Provided material
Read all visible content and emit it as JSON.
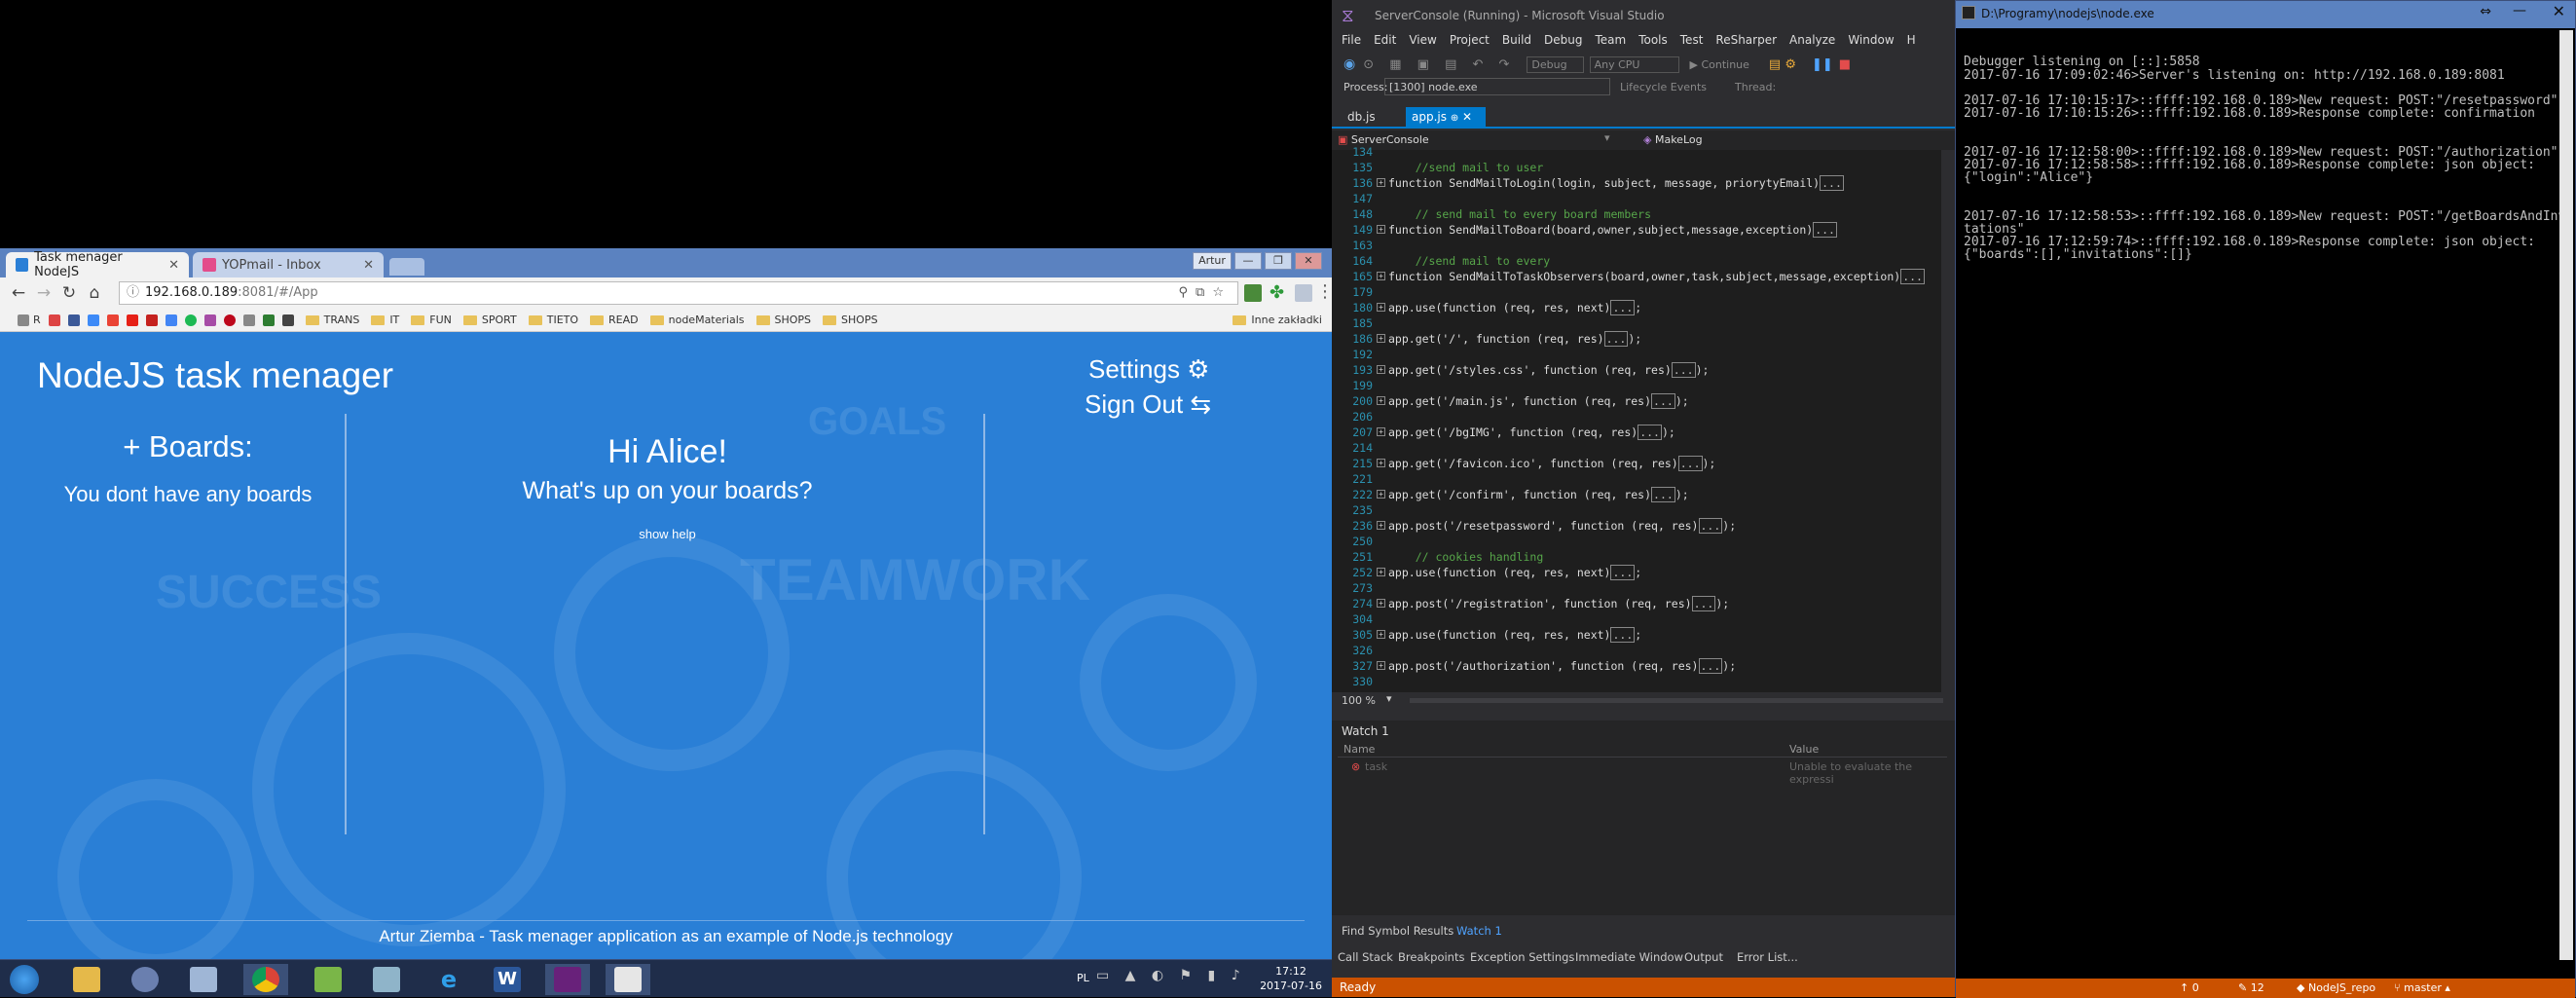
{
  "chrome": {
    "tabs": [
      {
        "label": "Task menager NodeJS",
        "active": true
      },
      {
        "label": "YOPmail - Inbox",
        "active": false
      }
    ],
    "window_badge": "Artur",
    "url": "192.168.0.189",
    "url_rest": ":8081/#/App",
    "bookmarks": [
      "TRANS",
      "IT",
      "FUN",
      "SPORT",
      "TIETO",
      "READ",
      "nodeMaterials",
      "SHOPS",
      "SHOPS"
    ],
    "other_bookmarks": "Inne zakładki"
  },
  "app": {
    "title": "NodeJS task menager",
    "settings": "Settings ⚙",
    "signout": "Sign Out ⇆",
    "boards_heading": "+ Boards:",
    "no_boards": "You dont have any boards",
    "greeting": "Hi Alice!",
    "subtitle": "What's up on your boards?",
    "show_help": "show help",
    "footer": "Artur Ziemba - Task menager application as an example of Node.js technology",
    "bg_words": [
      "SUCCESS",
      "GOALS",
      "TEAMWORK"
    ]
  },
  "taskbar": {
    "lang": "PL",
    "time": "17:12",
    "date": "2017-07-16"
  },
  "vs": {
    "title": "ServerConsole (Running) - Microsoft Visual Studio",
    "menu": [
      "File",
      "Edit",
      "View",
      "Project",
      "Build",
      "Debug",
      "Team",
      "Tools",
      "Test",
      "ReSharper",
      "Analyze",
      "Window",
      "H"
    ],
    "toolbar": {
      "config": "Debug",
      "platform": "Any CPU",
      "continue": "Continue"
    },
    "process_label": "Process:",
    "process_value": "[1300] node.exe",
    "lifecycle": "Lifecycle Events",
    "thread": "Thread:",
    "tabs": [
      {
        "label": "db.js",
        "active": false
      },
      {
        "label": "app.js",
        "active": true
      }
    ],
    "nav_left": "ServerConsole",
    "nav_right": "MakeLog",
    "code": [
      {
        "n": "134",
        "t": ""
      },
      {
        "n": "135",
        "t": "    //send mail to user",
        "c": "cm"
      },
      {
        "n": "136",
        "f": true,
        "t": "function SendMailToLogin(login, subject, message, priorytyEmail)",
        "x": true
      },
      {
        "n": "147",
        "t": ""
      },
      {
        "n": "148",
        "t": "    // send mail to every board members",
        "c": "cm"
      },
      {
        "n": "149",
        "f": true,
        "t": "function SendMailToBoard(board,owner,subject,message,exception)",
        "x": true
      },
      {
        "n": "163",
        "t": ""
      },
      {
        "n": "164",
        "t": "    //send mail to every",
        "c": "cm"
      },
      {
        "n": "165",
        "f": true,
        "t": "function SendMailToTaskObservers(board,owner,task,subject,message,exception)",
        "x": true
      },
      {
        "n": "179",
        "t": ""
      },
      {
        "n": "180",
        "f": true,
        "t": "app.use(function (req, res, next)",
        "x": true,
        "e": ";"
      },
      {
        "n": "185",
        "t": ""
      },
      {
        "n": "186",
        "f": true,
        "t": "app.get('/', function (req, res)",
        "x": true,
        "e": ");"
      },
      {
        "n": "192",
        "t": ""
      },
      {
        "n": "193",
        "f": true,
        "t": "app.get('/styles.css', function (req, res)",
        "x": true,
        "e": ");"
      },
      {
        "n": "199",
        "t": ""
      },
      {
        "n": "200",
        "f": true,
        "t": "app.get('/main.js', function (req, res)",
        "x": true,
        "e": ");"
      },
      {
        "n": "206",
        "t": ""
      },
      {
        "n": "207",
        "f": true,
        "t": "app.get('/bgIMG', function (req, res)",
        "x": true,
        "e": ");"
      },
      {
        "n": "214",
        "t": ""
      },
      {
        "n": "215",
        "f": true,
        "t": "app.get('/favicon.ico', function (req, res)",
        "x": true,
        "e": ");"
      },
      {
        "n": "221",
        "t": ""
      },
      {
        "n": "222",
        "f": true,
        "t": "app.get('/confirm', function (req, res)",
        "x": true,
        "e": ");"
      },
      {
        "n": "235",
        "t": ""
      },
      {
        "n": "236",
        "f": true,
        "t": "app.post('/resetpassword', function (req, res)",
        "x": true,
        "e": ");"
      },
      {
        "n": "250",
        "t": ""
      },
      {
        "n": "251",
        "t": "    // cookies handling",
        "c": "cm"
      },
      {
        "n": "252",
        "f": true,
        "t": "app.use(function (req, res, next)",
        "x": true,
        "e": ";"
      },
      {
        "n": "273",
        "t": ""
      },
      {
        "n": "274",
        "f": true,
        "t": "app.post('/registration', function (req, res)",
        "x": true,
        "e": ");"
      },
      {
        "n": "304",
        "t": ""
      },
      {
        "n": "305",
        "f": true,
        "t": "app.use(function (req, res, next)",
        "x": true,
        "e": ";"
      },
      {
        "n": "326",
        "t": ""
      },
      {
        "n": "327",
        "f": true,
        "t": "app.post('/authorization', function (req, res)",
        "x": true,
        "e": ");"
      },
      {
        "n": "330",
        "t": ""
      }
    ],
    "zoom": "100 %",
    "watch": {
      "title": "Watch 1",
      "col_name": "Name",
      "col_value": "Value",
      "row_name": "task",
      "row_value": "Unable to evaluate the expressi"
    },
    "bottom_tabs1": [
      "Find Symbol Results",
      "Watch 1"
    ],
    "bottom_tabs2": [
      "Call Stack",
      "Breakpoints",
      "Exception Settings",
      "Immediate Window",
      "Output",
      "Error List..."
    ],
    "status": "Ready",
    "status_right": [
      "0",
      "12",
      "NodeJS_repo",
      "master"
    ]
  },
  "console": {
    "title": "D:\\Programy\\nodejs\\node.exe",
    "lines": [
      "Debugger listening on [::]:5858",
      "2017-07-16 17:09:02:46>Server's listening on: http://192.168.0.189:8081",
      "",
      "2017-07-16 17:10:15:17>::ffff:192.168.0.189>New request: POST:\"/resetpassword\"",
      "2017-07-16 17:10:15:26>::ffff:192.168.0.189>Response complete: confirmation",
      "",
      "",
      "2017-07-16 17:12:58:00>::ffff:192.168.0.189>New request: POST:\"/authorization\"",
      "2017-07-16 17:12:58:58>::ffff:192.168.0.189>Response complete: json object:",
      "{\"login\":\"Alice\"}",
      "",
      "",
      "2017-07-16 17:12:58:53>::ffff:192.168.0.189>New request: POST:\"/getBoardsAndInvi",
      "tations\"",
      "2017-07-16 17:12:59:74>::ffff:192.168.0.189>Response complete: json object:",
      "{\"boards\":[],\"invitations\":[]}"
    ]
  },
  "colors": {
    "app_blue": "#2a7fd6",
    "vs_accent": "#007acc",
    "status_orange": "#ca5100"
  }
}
---
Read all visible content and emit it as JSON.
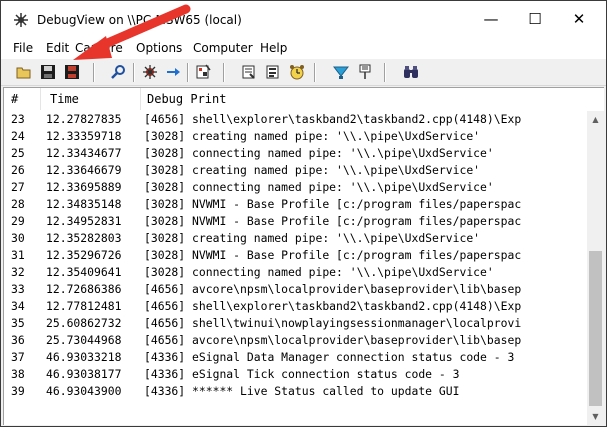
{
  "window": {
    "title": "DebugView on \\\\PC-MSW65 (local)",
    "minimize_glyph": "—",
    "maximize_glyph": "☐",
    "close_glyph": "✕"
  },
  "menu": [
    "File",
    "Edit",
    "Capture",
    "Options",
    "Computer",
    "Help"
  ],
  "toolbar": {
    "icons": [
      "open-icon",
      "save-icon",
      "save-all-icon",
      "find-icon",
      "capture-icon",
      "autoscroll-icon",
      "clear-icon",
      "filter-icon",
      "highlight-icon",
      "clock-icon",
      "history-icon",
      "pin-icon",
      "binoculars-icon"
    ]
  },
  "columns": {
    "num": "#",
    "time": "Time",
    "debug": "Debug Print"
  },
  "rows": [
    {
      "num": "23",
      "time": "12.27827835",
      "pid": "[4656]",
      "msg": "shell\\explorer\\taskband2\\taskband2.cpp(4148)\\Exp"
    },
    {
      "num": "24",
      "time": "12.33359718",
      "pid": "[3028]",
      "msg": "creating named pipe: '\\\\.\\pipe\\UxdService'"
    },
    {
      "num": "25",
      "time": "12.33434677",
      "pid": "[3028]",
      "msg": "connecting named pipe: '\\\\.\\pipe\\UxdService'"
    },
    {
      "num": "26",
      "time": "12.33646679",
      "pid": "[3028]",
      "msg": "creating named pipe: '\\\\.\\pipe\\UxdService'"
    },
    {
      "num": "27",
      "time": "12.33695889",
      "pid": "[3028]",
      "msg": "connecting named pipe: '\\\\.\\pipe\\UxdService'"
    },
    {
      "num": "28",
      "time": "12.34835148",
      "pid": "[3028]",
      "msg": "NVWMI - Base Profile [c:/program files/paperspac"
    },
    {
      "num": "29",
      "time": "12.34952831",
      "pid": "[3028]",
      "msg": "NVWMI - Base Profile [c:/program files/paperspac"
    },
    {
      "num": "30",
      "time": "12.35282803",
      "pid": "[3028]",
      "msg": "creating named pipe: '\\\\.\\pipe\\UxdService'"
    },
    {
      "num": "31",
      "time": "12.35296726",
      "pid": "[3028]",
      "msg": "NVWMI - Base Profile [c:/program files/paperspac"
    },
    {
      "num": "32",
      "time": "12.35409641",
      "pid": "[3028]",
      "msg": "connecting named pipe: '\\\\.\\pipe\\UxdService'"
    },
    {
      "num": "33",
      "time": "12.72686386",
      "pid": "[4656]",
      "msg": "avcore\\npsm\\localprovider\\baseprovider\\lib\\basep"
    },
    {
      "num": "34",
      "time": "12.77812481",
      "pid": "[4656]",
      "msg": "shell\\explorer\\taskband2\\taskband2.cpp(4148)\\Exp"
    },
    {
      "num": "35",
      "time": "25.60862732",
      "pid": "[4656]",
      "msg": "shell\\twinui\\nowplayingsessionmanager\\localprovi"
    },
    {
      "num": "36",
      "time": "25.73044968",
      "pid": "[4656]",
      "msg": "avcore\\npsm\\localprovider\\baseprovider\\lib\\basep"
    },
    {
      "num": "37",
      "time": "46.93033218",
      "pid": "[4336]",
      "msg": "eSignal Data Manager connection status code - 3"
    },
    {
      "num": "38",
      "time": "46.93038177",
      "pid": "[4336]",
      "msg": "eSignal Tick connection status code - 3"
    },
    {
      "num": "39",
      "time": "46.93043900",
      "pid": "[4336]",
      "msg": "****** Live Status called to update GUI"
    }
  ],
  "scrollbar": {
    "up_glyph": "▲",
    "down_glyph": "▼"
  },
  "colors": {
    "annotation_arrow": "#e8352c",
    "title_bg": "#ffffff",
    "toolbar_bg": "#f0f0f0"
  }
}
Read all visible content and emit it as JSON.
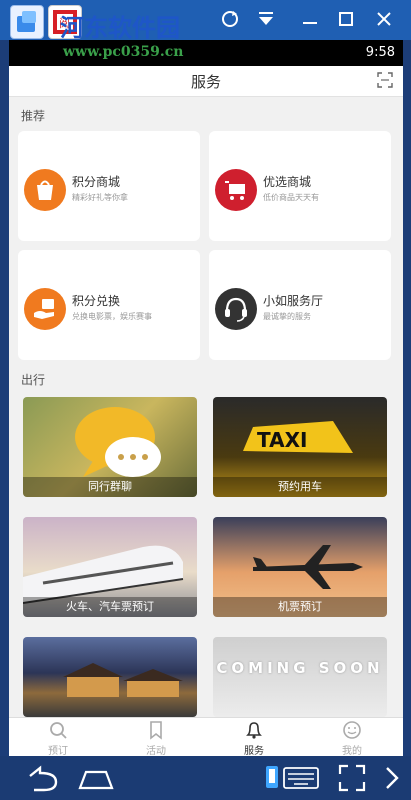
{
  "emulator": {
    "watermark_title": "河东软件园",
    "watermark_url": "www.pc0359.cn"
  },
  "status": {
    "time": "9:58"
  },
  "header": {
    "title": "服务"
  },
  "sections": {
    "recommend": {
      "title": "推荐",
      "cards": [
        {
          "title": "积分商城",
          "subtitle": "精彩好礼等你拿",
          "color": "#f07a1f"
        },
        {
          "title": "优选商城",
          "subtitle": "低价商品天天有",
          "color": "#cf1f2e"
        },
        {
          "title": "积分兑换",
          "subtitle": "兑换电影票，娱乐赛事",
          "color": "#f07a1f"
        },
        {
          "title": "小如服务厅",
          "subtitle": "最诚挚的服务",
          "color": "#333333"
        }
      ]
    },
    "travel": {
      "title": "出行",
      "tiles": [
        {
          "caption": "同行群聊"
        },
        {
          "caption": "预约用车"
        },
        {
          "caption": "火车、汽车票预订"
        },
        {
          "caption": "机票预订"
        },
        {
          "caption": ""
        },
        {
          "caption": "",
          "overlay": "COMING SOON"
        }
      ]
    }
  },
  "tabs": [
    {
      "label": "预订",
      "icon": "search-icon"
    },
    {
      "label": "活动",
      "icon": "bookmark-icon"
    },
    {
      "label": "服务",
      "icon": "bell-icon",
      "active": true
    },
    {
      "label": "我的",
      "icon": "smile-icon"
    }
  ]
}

What is required
Filter for "subject". Return all lines that hold it.

Solution to this task
        "t": "function SendMailToLogin(login, subject, message, priorytyEmail)",
        "t": "function SendMailToBoard(board,owner,subject,message,exception)",
        "t": "function SendMailToTaskObservers(board,owner,task,subject,message,exception)",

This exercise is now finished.